■ **Exercise aim**
All lines in the data bearing the string "Quick" should be identified and copied.

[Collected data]

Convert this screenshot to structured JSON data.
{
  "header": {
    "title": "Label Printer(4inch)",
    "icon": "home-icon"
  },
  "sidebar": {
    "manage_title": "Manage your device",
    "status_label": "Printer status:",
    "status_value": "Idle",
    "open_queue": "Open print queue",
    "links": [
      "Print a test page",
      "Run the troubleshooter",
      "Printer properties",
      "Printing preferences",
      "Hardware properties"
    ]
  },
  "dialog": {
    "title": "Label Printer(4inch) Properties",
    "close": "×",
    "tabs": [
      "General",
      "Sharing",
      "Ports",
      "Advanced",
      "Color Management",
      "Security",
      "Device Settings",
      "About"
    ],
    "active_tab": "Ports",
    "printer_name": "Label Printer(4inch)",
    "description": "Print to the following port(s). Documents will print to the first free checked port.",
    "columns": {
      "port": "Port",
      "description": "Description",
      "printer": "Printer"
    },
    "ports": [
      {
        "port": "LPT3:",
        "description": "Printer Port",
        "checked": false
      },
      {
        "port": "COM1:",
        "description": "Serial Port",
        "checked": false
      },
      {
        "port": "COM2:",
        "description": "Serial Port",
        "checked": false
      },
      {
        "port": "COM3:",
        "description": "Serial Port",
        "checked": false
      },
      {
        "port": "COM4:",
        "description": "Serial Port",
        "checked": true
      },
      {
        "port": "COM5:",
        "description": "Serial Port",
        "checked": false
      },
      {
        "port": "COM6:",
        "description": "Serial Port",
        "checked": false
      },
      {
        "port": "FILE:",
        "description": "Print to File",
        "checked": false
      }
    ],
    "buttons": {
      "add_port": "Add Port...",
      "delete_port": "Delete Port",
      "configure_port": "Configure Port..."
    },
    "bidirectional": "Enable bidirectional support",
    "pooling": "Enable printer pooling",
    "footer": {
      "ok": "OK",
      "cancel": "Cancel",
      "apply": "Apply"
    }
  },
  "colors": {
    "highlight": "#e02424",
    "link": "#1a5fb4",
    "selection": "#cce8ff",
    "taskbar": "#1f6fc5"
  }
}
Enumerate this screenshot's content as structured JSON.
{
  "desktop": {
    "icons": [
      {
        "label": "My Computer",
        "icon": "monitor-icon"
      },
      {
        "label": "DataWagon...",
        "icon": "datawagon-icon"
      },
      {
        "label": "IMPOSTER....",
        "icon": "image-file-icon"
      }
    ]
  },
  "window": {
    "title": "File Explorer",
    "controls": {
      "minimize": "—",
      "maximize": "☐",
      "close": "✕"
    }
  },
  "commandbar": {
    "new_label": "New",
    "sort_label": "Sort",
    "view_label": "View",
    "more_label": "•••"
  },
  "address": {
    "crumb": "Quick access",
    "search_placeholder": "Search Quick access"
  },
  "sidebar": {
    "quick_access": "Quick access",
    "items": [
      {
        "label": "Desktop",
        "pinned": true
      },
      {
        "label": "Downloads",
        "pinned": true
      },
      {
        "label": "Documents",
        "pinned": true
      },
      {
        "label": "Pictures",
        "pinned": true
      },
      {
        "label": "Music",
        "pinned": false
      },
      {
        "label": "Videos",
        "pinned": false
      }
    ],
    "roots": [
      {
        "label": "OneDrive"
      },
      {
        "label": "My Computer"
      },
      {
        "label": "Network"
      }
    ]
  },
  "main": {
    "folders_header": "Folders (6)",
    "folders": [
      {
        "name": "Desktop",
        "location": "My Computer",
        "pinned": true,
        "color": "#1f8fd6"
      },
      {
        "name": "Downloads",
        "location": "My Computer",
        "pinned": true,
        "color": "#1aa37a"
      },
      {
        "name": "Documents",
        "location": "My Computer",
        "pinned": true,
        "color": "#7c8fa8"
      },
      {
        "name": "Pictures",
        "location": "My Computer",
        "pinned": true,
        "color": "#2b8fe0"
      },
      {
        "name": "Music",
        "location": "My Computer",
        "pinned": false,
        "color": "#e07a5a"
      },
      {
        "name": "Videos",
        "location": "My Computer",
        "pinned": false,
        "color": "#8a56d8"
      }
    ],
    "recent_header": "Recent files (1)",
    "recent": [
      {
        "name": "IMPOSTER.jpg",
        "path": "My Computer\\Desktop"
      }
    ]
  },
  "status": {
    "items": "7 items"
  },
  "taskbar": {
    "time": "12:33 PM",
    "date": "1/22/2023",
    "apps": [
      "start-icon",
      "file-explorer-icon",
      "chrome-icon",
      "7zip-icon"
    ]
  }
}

■ **The completed task**
    "crumb": "Quick access",
    "search_placeholder": "Search Quick access"
    "quick_access": "Quick access",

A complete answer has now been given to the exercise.